*Task requirements*.
Every line of the data that contains the string "this" must be copied.
--- start ---
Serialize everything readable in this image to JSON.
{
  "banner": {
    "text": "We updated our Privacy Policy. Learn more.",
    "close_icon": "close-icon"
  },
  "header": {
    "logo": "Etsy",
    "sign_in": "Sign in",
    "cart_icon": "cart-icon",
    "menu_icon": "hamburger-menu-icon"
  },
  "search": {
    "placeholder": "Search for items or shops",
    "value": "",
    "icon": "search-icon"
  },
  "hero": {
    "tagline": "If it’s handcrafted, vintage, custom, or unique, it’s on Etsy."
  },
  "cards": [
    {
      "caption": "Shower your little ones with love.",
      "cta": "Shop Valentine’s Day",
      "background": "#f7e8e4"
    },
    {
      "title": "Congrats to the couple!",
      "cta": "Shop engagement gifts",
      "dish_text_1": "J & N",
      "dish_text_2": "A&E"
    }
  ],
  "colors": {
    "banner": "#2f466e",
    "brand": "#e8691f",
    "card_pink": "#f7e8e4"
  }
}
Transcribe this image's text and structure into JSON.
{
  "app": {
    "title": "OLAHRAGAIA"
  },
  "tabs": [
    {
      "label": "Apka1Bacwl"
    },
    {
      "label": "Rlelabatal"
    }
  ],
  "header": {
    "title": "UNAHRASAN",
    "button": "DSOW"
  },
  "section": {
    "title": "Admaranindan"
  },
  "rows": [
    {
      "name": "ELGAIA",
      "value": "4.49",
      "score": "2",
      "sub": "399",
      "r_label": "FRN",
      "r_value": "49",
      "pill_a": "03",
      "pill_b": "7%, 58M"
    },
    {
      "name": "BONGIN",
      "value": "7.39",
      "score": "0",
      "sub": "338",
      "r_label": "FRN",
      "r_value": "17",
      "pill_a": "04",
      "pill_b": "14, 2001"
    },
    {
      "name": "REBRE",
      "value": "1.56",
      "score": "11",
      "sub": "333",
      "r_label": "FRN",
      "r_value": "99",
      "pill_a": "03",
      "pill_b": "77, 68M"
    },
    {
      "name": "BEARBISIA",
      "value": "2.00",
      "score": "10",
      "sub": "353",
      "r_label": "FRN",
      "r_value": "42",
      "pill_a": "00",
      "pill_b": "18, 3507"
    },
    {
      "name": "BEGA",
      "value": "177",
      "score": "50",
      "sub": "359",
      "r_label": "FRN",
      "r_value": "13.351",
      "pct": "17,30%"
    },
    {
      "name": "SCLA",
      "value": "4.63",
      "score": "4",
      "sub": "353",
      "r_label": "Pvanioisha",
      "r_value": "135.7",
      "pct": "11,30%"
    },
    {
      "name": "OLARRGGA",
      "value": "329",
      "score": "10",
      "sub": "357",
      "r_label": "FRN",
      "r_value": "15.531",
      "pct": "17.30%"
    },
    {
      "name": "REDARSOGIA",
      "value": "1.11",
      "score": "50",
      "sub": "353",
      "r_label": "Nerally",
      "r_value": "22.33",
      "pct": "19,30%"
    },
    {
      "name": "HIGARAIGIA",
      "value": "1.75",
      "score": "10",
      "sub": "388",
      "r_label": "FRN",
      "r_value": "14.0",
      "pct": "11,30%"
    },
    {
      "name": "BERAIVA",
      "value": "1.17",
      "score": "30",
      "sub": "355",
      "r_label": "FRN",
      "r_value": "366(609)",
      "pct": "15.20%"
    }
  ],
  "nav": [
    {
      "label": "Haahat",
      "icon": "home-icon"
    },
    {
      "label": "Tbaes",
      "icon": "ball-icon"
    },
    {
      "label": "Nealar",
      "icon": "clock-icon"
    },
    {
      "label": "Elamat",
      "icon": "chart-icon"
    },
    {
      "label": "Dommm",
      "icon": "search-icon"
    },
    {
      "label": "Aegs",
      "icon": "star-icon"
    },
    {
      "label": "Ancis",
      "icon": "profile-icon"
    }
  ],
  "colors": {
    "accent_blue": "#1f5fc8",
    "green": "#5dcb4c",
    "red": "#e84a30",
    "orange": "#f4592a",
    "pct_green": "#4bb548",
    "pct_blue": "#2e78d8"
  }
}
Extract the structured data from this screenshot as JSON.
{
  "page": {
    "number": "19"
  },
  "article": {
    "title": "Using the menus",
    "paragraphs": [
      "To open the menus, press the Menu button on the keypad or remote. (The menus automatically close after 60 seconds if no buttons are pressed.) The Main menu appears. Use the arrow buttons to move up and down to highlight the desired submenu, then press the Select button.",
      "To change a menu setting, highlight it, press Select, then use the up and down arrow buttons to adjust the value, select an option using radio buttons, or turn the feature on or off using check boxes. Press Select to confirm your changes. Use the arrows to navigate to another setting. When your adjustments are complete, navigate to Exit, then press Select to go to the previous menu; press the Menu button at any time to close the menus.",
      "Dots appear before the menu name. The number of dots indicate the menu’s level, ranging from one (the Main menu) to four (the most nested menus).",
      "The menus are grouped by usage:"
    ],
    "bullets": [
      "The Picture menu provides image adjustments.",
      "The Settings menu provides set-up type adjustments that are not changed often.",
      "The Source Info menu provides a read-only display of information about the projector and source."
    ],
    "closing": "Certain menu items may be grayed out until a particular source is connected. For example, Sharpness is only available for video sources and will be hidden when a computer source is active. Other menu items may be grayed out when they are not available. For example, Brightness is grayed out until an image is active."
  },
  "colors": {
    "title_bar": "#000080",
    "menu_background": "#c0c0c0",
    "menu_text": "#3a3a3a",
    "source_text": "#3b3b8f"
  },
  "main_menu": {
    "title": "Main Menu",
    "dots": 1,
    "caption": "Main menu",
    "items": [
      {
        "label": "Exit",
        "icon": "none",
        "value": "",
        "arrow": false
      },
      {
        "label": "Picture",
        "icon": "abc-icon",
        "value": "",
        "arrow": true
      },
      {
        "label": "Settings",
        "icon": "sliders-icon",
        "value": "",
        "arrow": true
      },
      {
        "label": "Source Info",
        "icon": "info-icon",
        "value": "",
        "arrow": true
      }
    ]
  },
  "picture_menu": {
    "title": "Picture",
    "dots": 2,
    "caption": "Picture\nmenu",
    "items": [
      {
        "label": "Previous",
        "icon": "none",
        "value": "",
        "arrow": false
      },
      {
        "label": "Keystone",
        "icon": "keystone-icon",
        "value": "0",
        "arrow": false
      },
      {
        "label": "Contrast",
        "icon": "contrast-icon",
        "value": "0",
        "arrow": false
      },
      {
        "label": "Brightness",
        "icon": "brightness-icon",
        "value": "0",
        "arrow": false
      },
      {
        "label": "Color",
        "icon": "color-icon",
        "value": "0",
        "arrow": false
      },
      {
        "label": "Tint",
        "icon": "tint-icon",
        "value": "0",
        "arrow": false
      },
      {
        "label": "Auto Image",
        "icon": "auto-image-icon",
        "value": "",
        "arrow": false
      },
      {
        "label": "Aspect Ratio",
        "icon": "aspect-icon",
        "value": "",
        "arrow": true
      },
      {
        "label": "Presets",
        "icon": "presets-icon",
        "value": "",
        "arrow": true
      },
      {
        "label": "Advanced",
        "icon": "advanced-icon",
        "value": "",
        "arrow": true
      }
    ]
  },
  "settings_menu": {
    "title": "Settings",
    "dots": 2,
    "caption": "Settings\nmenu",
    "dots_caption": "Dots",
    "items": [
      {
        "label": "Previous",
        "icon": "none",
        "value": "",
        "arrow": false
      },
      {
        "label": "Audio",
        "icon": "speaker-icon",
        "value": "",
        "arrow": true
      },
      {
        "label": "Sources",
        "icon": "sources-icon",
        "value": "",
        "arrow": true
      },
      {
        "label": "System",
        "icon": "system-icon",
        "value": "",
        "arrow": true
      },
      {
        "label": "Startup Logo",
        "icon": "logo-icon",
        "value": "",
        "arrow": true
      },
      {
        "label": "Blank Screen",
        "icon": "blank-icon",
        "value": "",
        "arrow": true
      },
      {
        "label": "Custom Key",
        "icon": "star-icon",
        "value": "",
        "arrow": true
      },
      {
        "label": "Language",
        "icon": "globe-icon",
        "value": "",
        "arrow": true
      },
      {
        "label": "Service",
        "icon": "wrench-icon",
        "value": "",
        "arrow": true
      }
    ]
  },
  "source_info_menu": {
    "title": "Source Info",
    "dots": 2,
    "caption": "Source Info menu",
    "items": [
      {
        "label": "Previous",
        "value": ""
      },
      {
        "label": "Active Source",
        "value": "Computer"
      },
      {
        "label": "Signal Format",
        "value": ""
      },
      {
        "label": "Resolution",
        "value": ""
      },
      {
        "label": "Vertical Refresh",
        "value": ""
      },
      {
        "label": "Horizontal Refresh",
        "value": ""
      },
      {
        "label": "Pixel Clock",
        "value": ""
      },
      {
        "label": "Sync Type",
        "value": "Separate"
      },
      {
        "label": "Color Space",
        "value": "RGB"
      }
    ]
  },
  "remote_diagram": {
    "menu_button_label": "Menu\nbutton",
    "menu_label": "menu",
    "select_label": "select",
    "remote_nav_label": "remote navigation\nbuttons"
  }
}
--- end ---
*Full answer*.
Serialize everything readable in this image to JSON.
Transcribe this image's text and structure into JSON.
Extract the structured data from this screenshot as JSON.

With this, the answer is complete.